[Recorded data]
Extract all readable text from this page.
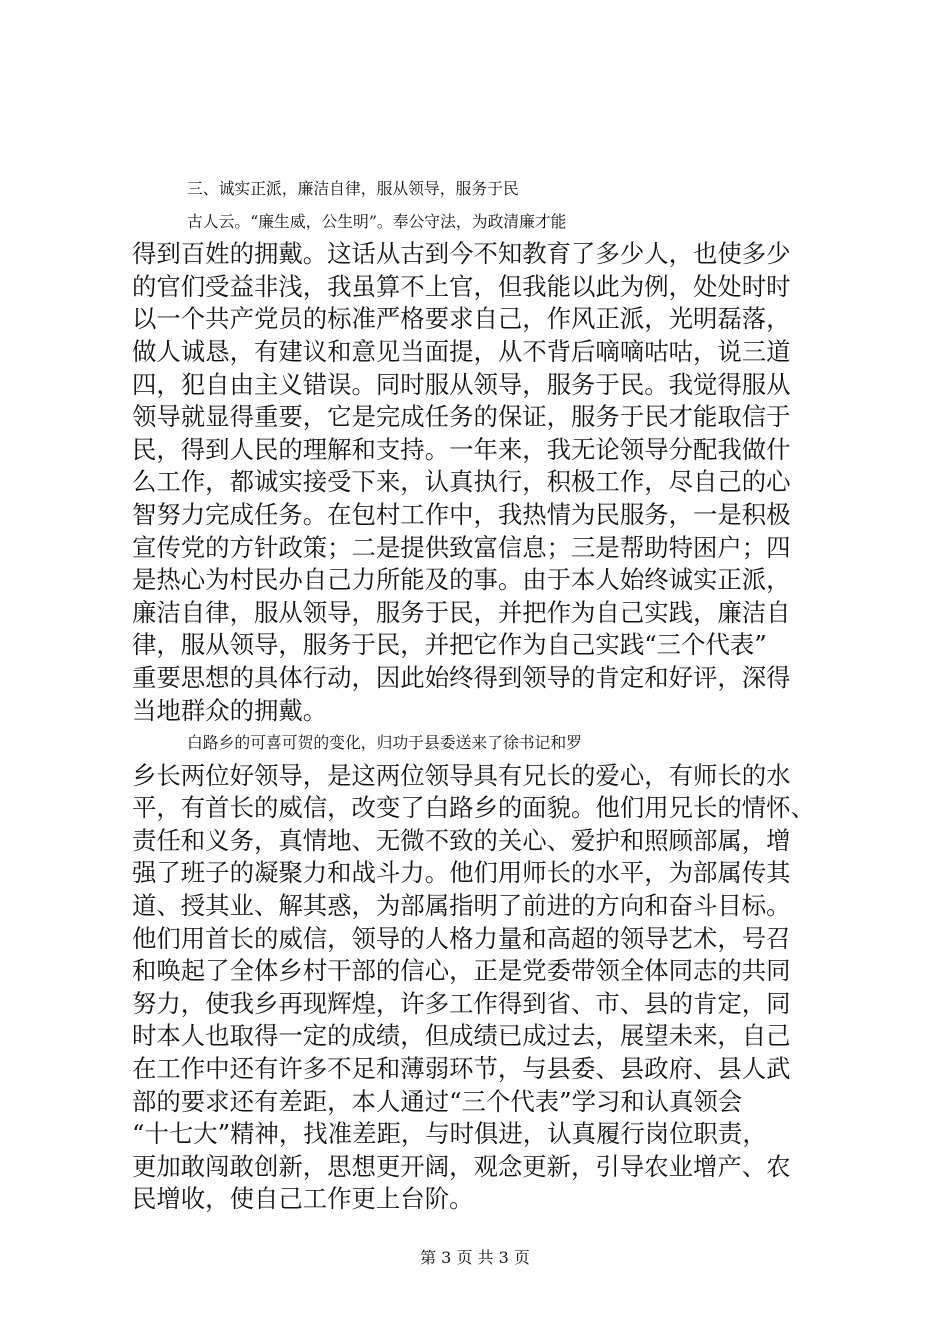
三、诚实正派，廉洁自律，服从领导，服务于民
古人云。“廉生威，公生明”。奉公守法，为政清廉才能
得到百姓的拥戴。这话从古到今不知教育了多少人，也使多少
的官们受益非浅，我虽算不上官，但我能以此为例，处处时时
以一个共产党员的标准严格要求自己，作风正派，光明磊落，
做人诚恳，有建议和意见当面提，从不背后嘀嘀咕咕，说三道
四，犯自由主义错误。同时服从领导，服务于民。我觉得服从
领导就显得重要，它是完成任务的保证，服务于民才能取信于
民，得到人民的理解和支持。一年来，我无论领导分配我做什
么工作，都诚实接受下来，认真执行，积极工作，尽自己的心
智努力完成任务。在包村工作中，我热情为民服务，一是积极
宣传党的方针政策；二是提供致富信息；三是帮助特困户；四
是热心为村民办自己力所能及的事。由于本人始终诚实正派，
廉洁自律，服从领导，服务于民，并把作为自己实践，廉洁自
律，服从领导，服务于民，并把它作为自己实践“三个代表”
重要思想的具体行动，因此始终得到领导的肯定和好评，深得
当地群众的拥戴。
白路乡的可喜可贺的变化，归功于县委送来了徐书记和罗
乡长两位好领导，是这两位领导具有兄长的爱心，有师长的水
平，有首长的威信，改变了白路乡的面貌。他们用兄长的情怀、
责任和义务，真情地、无微不致的关心、爱护和照顾部属，增
强了班子的凝聚力和战斗力。他们用师长的水平，为部属传其
道、授其业、解其惑，为部属指明了前进的方向和奋斗目标。
他们用首长的威信，领导的人格力量和高超的领导艺术，号召
和唤起了全体乡村干部的信心，正是党委带领全体同志的共同
努力，使我乡再现辉煌，许多工作得到省、市、县的肯定，同
时本人也取得一定的成绩，但成绩已成过去，展望未来，自己
在工作中还有许多不足和薄弱环节，与县委、县政府、县人武
部的要求还有差距，本人通过“三个代表”学习和认真领会
“十七大”精神，找准差距，与时俱进，认真履行岗位职责，
更加敢闯敢创新，思想更开阔，观念更新，引导农业增产、农
民增收，使自己工作更上台阶。
第 3 页 共 3 页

### [Set exercise]
Copy out every line in the entries above that holds "三个代表".

### [Reply to the exercise]
律，服从领导，服务于民，并把它作为自己实践“三个代表”
部的要求还有差距，本人通过“三个代表”学习和认真领会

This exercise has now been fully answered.